Written task: Drop the images; return everything else in the listing below exactly.

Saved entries
┄┄┄┄┄┄┄┄┄┄

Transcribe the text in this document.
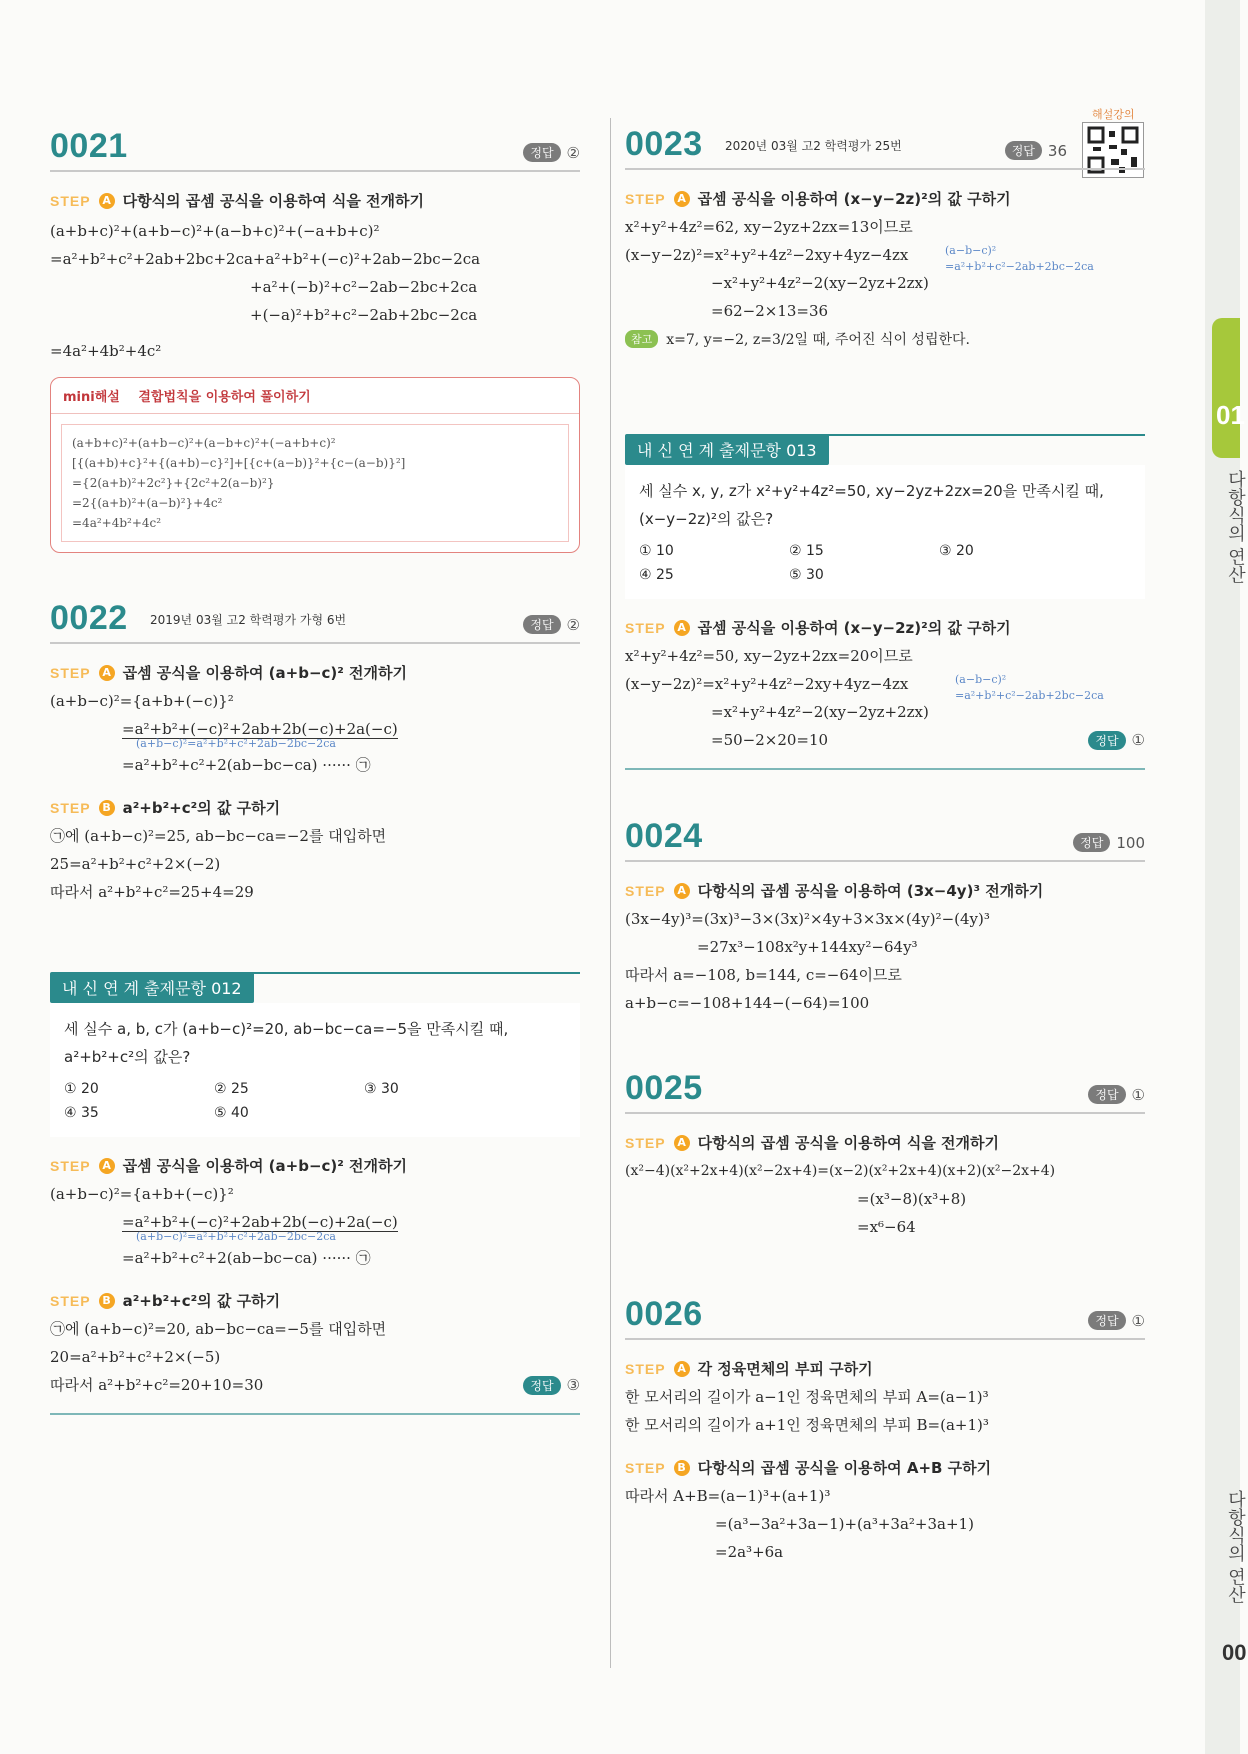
01
다항식의 연산
다항식의 연산
00
해설강의
0021	정답 ②
STEP	A 다항식의 곱셈 공식을 이용하여 식을 전개하기
(a+b+c)²+(a+b−c)²+(a−b+c)²+(−a+b+c)²
=a²+b²+c²+2ab+2bc+2ca+a²+b²+(−c)²+2ab−2bc−2ca
+a²+(−b)²+c²−2ab−2bc+2ca
+(−a)²+b²+c²−2ab+2bc−2ca
=4a²+4b²+4c²
mini해설 결합법칙을 이용하여 풀이하기
(a+b+c)²+(a+b−c)²+(a−b+c)²+(−a+b+c)²
[{(a+b)+c}²+{(a+b)−c}²]+[{c+(a−b)}²+{c−(a−b)}²]
={2(a+b)²+2c²}+{2c²+2(a−b)²}
=2{(a+b)²+(a−b)²}+4c²
=4a²+4b²+4c²
0022 2019년 03월 고2 학력평가 가형 6번	정답 ②
STEP	A 곱셈 공식을 이용하여 (a+b−c)² 전개하기
(a+b−c)²={a+b+(−c)}²
=a²+b²+(−c)²+2ab+2b(−c)+2a(−c)
(a+b−c)²=a²+b²+c²+2ab−2bc−2ca
=a²+b²+c²+2(ab−bc−ca) ······ ㉠
STEP	B a²+b²+c²의 값 구하기
㉠에 (a+b−c)²=25, ab−bc−ca=−2를 대입하면
25=a²+b²+c²+2×(−2)
따라서 a²+b²+c²=25+4=29
내 신 연 계 출제문항 012
세 실수 a, b, c가 (a+b−c)²=20, ab−bc−ca=−5을 만족시킬 때,
a²+b²+c²의 값은?
① 20	② 25	③ 30
④ 35	⑤ 40
STEP	A 곱셈 공식을 이용하여 (a+b−c)² 전개하기
(a+b−c)²={a+b+(−c)}²
=a²+b²+(−c)²+2ab+2b(−c)+2a(−c)
(a+b−c)²=a²+b²+c²+2ab−2bc−2ca
=a²+b²+c²+2(ab−bc−ca) ······ ㉠
STEP	B a²+b²+c²의 값 구하기
㉠에 (a+b−c)²=20, ab−bc−ca=−5를 대입하면
20=a²+b²+c²+2×(−5)
따라서 a²+b²+c²=20+10=30	정답 ③
0023 2020년 03월 고2 학력평가 25번	정답 36
STEP	A 곱셈 공식을 이용하여 (x−y−2z)²의 값 구하기
x²+y²+4z²=62, xy−2yz+2zx=13이므로
(x−y−2z)²=x²+y²+4z²−2xy+4yz−4zx
−x²+y²+4z²−2(xy−2yz+2zx)
=62−2×13=36
(a−b−c)²
=a²+b²+c²−2ab+2bc−2ca
참고	x=7, y=−2, z=3/2일 때, 주어진 식이 성립한다.
내 신 연 계 출제문항 013
세 실수 x, y, z가 x²+y²+4z²=50, xy−2yz+2zx=20을 만족시킬 때,
(x−y−2z)²의 값은?
① 10	② 15	③ 20
④ 25	⑤ 30
STEP	A 곱셈 공식을 이용하여 (x−y−2z)²의 값 구하기
x²+y²+4z²=50, xy−2yz+2zx=20이므로
(x−y−2z)²=x²+y²+4z²−2xy+4yz−4zx
=x²+y²+4z²−2(xy−2yz+2zx)
=50−2×20=10	정답 ①
(a−b−c)²
=a²+b²+c²−2ab+2bc−2ca
0024	정답 100
STEP	A 다항식의 곱셈 공식을 이용하여 (3x−4y)³ 전개하기
(3x−4y)³=(3x)³−3×(3x)²×4y+3×3x×(4y)²−(4y)³
=27x³−108x²y+144xy²−64y³
따라서 a=−108, b=144, c=−64이므로
a+b−c=−108+144−(−64)=100
0025	정답 ①
STEP	A 다항식의 곱셈 공식을 이용하여 식을 전개하기
(x²−4)(x²+2x+4)(x²−2x+4)=(x−2)(x²+2x+4)(x+2)(x²−2x+4)
=(x³−8)(x³+8)
=x⁶−64
0026	정답 ①
STEP	A 각 정육면체의 부피 구하기
한 모서리의 길이가 a−1인 정육면체의 부피 A=(a−1)³
한 모서리의 길이가 a+1인 정육면체의 부피 B=(a+1)³
STEP	B 다항식의 곱셈 공식을 이용하여 A+B 구하기
따라서 A+B=(a−1)³+(a+1)³
=(a³−3a²+3a−1)+(a³+3a²+3a+1)
=2a³+6a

┄┄┄┄┄┄┄┄┄┄

Exercise response:
Transcribe the text in this document.
01
다항식의 연산
다항식의 연산
00
해설강의
0021	정답 ②
STEP	A 다항식의 곱셈 공식을 이용하여 식을 전개하기
(a+b+c)²+(a+b−c)²+(a−b+c)²+(−a+b+c)²
=a²+b²+c²+2ab+2bc+2ca+a²+b²+(−c)²+2ab−2bc−2ca
+a²+(−b)²+c²−2ab−2bc+2ca
+(−a)²+b²+c²−2ab+2bc−2ca
=4a²+4b²+4c²
mini해설 결합법칙을 이용하여 풀이하기
(a+b+c)²+(a+b−c)²+(a−b+c)²+(−a+b+c)²
[{(a+b)+c}²+{(a+b)−c}²]+[{c+(a−b)}²+{c−(a−b)}²]
={2(a+b)²+2c²}+{2c²+2(a−b)²}
=2{(a+b)²+(a−b)²}+4c²
=4a²+4b²+4c²
0022 2019년 03월 고2 학력평가 가형 6번	정답 ②
STEP	A 곱셈 공식을 이용하여 (a+b−c)² 전개하기
(a+b−c)²={a+b+(−c)}²
=a²+b²+(−c)²+2ab+2b(−c)+2a(−c)
(a+b−c)²=a²+b²+c²+2ab−2bc−2ca
=a²+b²+c²+2(ab−bc−ca) ······ ㉠
STEP	B a²+b²+c²의 값 구하기
㉠에 (a+b−c)²=25, ab−bc−ca=−2를 대입하면
25=a²+b²+c²+2×(−2)
따라서 a²+b²+c²=25+4=29
내 신 연 계 출제문항 012
세 실수 a, b, c가 (a+b−c)²=20, ab−bc−ca=−5을 만족시킬 때,
a²+b²+c²의 값은?
① 20	② 25	③ 30
④ 35	⑤ 40
STEP	A 곱셈 공식을 이용하여 (a+b−c)² 전개하기
(a+b−c)²={a+b+(−c)}²
=a²+b²+(−c)²+2ab+2b(−c)+2a(−c)
(a+b−c)²=a²+b²+c²+2ab−2bc−2ca
=a²+b²+c²+2(ab−bc−ca) ······ ㉠
STEP	B a²+b²+c²의 값 구하기
㉠에 (a+b−c)²=20, ab−bc−ca=−5를 대입하면
20=a²+b²+c²+2×(−5)
따라서 a²+b²+c²=20+10=30	정답 ③
0023 2020년 03월 고2 학력평가 25번	정답 36
STEP	A 곱셈 공식을 이용하여 (x−y−2z)²의 값 구하기
x²+y²+4z²=62, xy−2yz+2zx=13이므로
(x−y−2z)²=x²+y²+4z²−2xy+4yz−4zx
−x²+y²+4z²−2(xy−2yz+2zx)
=62−2×13=36
(a−b−c)²
=a²+b²+c²−2ab+2bc−2ca
참고	x=7, y=−2, z=3/2일 때, 주어진 식이 성립한다.
내 신 연 계 출제문항 013
세 실수 x, y, z가 x²+y²+4z²=50, xy−2yz+2zx=20을 만족시킬 때,
(x−y−2z)²의 값은?
① 10	② 15	③ 20
④ 25	⑤ 30
STEP	A 곱셈 공식을 이용하여 (x−y−2z)²의 값 구하기
x²+y²+4z²=50, xy−2yz+2zx=20이므로
(x−y−2z)²=x²+y²+4z²−2xy+4yz−4zx
=x²+y²+4z²−2(xy−2yz+2zx)
=50−2×20=10	정답 ①
(a−b−c)²
=a²+b²+c²−2ab+2bc−2ca
0024	정답 100
STEP	A 다항식의 곱셈 공식을 이용하여 (3x−4y)³ 전개하기
(3x−4y)³=(3x)³−3×(3x)²×4y+3×3x×(4y)²−(4y)³
=27x³−108x²y+144xy²−64y³
따라서 a=−108, b=144, c=−64이므로
a+b−c=−108+144−(−64)=100
0025	정답 ①
STEP	A 다항식의 곱셈 공식을 이용하여 식을 전개하기
(x²−4)(x²+2x+4)(x²−2x+4)=(x−2)(x²+2x+4)(x+2)(x²−2x+4)
=(x³−8)(x³+8)
=x⁶−64
0026	정답 ①
STEP	A 각 정육면체의 부피 구하기
한 모서리의 길이가 a−1인 정육면체의 부피 A=(a−1)³
한 모서리의 길이가 a+1인 정육면체의 부피 B=(a+1)³
STEP	B 다항식의 곱셈 공식을 이용하여 A+B 구하기
따라서 A+B=(a−1)³+(a+1)³
=(a³−3a²+3a−1)+(a³+3a²+3a+1)
=2a³+6a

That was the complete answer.